## Work to do
Copy out every line below, unchanged, from the first one down to and including the line containing "delete-button[interactable]: Delete: [1745, 598, 1909, 666]".

## Data provided
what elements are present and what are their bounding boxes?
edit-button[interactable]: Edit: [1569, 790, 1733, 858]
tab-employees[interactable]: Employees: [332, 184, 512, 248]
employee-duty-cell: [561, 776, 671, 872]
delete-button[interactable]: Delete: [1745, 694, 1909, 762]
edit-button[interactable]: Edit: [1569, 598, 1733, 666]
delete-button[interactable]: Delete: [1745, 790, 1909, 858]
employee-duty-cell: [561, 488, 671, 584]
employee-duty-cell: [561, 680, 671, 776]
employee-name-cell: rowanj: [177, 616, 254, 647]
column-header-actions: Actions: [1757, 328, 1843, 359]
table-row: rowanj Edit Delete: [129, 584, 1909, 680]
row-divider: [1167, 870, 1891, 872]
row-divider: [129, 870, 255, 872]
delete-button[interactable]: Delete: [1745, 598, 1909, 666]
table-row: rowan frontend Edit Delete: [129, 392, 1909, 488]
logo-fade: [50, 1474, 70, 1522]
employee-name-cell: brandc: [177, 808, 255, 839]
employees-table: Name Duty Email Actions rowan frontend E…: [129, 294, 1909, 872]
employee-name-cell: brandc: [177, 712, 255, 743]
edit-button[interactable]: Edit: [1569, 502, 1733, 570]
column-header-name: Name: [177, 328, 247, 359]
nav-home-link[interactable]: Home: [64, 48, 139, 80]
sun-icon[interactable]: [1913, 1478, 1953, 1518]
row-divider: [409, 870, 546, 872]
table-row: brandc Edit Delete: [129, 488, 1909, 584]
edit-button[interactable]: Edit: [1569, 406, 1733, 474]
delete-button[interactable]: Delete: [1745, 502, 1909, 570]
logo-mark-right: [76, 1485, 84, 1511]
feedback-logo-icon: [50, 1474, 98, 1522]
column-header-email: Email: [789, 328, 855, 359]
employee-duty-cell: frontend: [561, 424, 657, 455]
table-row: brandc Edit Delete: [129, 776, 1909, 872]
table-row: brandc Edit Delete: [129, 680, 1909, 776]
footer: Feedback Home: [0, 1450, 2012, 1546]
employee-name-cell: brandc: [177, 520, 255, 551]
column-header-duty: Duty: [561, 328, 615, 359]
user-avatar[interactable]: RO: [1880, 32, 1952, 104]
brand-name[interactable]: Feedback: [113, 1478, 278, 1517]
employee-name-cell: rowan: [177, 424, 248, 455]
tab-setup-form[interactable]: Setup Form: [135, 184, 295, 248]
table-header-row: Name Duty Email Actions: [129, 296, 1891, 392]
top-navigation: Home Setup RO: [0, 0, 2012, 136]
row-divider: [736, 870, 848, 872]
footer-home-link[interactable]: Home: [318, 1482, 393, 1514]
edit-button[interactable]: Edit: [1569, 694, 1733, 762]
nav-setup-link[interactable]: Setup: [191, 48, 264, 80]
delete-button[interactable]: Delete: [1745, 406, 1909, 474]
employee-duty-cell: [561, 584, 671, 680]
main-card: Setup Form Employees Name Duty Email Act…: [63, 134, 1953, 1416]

## Solution below
what elements are present and what are their bounding boxes?
edit-button[interactable]: Edit: [1569, 790, 1733, 858]
tab-employees[interactable]: Employees: [332, 184, 512, 248]
employee-duty-cell: [561, 776, 671, 872]
delete-button[interactable]: Delete: [1745, 694, 1909, 762]
edit-button[interactable]: Edit: [1569, 598, 1733, 666]
delete-button[interactable]: Delete: [1745, 790, 1909, 858]
employee-duty-cell: [561, 488, 671, 584]
employee-duty-cell: [561, 680, 671, 776]
employee-name-cell: rowanj: [177, 616, 254, 647]
column-header-actions: Actions: [1757, 328, 1843, 359]
table-row: rowanj Edit Delete: [129, 584, 1909, 680]
row-divider: [1167, 870, 1891, 872]
row-divider: [129, 870, 255, 872]
delete-button[interactable]: Delete: [1745, 598, 1909, 666]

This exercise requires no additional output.